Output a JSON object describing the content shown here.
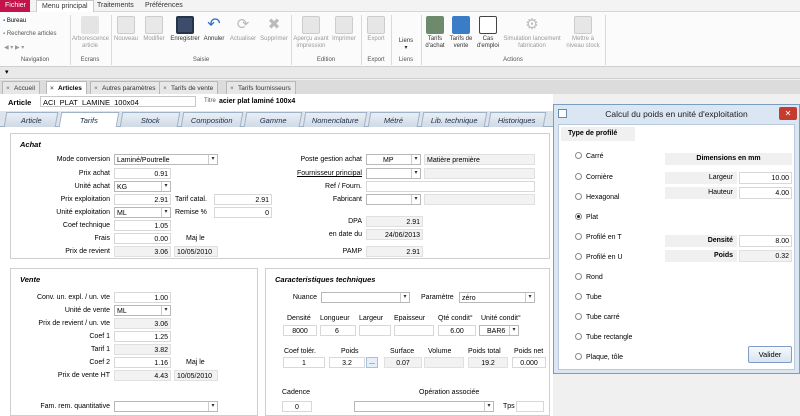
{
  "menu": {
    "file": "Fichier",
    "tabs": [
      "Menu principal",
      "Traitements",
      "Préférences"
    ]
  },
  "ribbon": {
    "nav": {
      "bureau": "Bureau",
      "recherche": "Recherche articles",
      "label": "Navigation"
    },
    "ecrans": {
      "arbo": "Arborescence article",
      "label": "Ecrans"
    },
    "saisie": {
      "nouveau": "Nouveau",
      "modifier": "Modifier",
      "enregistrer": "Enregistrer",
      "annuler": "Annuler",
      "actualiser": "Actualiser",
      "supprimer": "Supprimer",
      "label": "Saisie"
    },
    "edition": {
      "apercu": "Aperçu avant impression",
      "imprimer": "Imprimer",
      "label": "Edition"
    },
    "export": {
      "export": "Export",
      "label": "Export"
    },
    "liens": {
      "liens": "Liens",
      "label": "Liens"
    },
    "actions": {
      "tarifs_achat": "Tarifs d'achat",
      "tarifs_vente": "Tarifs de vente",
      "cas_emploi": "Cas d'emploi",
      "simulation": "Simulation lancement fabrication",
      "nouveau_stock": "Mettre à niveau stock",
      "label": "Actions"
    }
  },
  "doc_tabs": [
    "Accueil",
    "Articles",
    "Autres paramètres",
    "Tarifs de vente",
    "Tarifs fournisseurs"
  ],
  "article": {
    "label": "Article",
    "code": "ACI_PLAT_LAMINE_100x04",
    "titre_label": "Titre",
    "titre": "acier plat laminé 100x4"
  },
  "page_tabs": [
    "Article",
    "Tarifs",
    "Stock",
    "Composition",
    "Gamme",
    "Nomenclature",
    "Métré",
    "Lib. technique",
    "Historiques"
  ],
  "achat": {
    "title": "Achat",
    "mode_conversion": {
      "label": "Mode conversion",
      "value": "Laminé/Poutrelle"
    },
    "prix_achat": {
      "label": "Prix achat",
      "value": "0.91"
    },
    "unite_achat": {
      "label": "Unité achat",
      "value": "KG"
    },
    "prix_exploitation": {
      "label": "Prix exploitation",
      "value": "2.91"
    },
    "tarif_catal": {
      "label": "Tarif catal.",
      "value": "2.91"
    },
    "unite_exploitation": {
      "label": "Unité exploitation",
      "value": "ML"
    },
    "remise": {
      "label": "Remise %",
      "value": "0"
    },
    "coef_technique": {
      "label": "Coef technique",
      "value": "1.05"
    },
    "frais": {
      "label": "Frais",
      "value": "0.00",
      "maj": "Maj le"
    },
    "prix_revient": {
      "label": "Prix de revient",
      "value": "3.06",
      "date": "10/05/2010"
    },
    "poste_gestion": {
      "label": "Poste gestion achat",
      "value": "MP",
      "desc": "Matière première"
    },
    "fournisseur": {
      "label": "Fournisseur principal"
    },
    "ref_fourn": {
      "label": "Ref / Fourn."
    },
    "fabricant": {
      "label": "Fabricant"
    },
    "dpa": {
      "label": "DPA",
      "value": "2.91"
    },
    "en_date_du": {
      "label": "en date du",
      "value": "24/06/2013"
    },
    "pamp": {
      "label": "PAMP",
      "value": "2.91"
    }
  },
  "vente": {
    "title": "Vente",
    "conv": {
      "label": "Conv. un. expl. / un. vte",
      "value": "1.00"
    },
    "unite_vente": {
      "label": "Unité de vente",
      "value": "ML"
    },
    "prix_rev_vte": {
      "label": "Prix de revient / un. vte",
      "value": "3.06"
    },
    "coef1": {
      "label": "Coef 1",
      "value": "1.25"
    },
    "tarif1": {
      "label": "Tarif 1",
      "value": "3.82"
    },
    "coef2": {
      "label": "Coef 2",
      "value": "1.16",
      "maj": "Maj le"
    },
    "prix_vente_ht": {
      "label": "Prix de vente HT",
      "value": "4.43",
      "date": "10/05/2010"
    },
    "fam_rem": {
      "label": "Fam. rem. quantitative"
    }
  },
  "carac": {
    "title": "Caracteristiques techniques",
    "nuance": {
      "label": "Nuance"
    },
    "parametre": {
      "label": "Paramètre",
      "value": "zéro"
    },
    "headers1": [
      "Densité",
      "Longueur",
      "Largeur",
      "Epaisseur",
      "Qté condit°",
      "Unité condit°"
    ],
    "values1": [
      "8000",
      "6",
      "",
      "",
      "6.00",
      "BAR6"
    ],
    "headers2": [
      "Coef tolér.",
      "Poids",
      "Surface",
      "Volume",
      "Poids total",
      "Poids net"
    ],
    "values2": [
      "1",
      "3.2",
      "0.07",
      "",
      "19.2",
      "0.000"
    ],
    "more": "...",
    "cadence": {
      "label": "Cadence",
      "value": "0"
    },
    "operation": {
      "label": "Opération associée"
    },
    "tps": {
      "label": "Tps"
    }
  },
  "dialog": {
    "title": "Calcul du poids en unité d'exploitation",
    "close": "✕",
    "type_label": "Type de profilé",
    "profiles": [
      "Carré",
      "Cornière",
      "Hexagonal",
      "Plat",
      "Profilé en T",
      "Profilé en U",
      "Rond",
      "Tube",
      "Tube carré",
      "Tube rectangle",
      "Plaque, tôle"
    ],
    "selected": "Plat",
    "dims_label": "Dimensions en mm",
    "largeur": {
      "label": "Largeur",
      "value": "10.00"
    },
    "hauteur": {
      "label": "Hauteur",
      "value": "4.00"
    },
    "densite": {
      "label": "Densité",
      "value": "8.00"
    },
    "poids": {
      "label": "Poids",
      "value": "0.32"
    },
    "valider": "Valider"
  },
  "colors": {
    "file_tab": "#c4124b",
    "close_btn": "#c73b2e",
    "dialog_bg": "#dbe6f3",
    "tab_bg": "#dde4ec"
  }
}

________________________

> _EXERCISE GOAL_: Repeat the data exactly, dropping every picture it holds.

> _SOLUTION TO THIS PROBLEM_:
Output a JSON object describing the content shown here.
{
  "menu": {
    "file": "Fichier",
    "tabs": [
      "Menu principal",
      "Traitements",
      "Préférences"
    ]
  },
  "ribbon": {
    "nav": {
      "bureau": "Bureau",
      "recherche": "Recherche articles",
      "label": "Navigation"
    },
    "ecrans": {
      "arbo": "Arborescence article",
      "label": "Ecrans"
    },
    "saisie": {
      "nouveau": "Nouveau",
      "modifier": "Modifier",
      "enregistrer": "Enregistrer",
      "annuler": "Annuler",
      "actualiser": "Actualiser",
      "supprimer": "Supprimer",
      "label": "Saisie"
    },
    "edition": {
      "apercu": "Aperçu avant impression",
      "imprimer": "Imprimer",
      "label": "Edition"
    },
    "export": {
      "export": "Export",
      "label": "Export"
    },
    "liens": {
      "liens": "Liens",
      "label": "Liens"
    },
    "actions": {
      "tarifs_achat": "Tarifs d'achat",
      "tarifs_vente": "Tarifs de vente",
      "cas_emploi": "Cas d'emploi",
      "simulation": "Simulation lancement fabrication",
      "nouveau_stock": "Mettre à niveau stock",
      "label": "Actions"
    }
  },
  "doc_tabs": [
    "Accueil",
    "Articles",
    "Autres paramètres",
    "Tarifs de vente",
    "Tarifs fournisseurs"
  ],
  "article": {
    "label": "Article",
    "code": "ACI_PLAT_LAMINE_100x04",
    "titre_label": "Titre",
    "titre": "acier plat laminé 100x4"
  },
  "page_tabs": [
    "Article",
    "Tarifs",
    "Stock",
    "Composition",
    "Gamme",
    "Nomenclature",
    "Métré",
    "Lib. technique",
    "Historiques"
  ],
  "achat": {
    "title": "Achat",
    "mode_conversion": {
      "label": "Mode conversion",
      "value": "Laminé/Poutrelle"
    },
    "prix_achat": {
      "label": "Prix achat",
      "value": "0.91"
    },
    "unite_achat": {
      "label": "Unité achat",
      "value": "KG"
    },
    "prix_exploitation": {
      "label": "Prix exploitation",
      "value": "2.91"
    },
    "tarif_catal": {
      "label": "Tarif catal.",
      "value": "2.91"
    },
    "unite_exploitation": {
      "label": "Unité exploitation",
      "value": "ML"
    },
    "remise": {
      "label": "Remise %",
      "value": "0"
    },
    "coef_technique": {
      "label": "Coef technique",
      "value": "1.05"
    },
    "frais": {
      "label": "Frais",
      "value": "0.00",
      "maj": "Maj le"
    },
    "prix_revient": {
      "label": "Prix de revient",
      "value": "3.06",
      "date": "10/05/2010"
    },
    "poste_gestion": {
      "label": "Poste gestion achat",
      "value": "MP",
      "desc": "Matière première"
    },
    "fournisseur": {
      "label": "Fournisseur principal"
    },
    "ref_fourn": {
      "label": "Ref / Fourn."
    },
    "fabricant": {
      "label": "Fabricant"
    },
    "dpa": {
      "label": "DPA",
      "value": "2.91"
    },
    "en_date_du": {
      "label": "en date du",
      "value": "24/06/2013"
    },
    "pamp": {
      "label": "PAMP",
      "value": "2.91"
    }
  },
  "vente": {
    "title": "Vente",
    "conv": {
      "label": "Conv. un. expl. / un. vte",
      "value": "1.00"
    },
    "unite_vente": {
      "label": "Unité de vente",
      "value": "ML"
    },
    "prix_rev_vte": {
      "label": "Prix de revient / un. vte",
      "value": "3.06"
    },
    "coef1": {
      "label": "Coef 1",
      "value": "1.25"
    },
    "tarif1": {
      "label": "Tarif 1",
      "value": "3.82"
    },
    "coef2": {
      "label": "Coef 2",
      "value": "1.16",
      "maj": "Maj le"
    },
    "prix_vente_ht": {
      "label": "Prix de vente HT",
      "value": "4.43",
      "date": "10/05/2010"
    },
    "fam_rem": {
      "label": "Fam. rem. quantitative"
    }
  },
  "carac": {
    "title": "Caracteristiques techniques",
    "nuance": {
      "label": "Nuance"
    },
    "parametre": {
      "label": "Paramètre",
      "value": "zéro"
    },
    "headers1": [
      "Densité",
      "Longueur",
      "Largeur",
      "Epaisseur",
      "Qté condit°",
      "Unité condit°"
    ],
    "values1": [
      "8000",
      "6",
      "",
      "",
      "6.00",
      "BAR6"
    ],
    "headers2": [
      "Coef tolér.",
      "Poids",
      "Surface",
      "Volume",
      "Poids total",
      "Poids net"
    ],
    "values2": [
      "1",
      "3.2",
      "0.07",
      "",
      "19.2",
      "0.000"
    ],
    "more": "...",
    "cadence": {
      "label": "Cadence",
      "value": "0"
    },
    "operation": {
      "label": "Opération associée"
    },
    "tps": {
      "label": "Tps"
    }
  },
  "dialog": {
    "title": "Calcul du poids en unité d'exploitation",
    "close": "✕",
    "type_label": "Type de profilé",
    "profiles": [
      "Carré",
      "Cornière",
      "Hexagonal",
      "Plat",
      "Profilé en T",
      "Profilé en U",
      "Rond",
      "Tube",
      "Tube carré",
      "Tube rectangle",
      "Plaque, tôle"
    ],
    "selected": "Plat",
    "dims_label": "Dimensions en mm",
    "largeur": {
      "label": "Largeur",
      "value": "10.00"
    },
    "hauteur": {
      "label": "Hauteur",
      "value": "4.00"
    },
    "densite": {
      "label": "Densité",
      "value": "8.00"
    },
    "poids": {
      "label": "Poids",
      "value": "0.32"
    },
    "valider": "Valider"
  },
  "colors": {
    "file_tab": "#c4124b",
    "close_btn": "#c73b2e",
    "dialog_bg": "#dbe6f3",
    "tab_bg": "#dde4ec"
  }
}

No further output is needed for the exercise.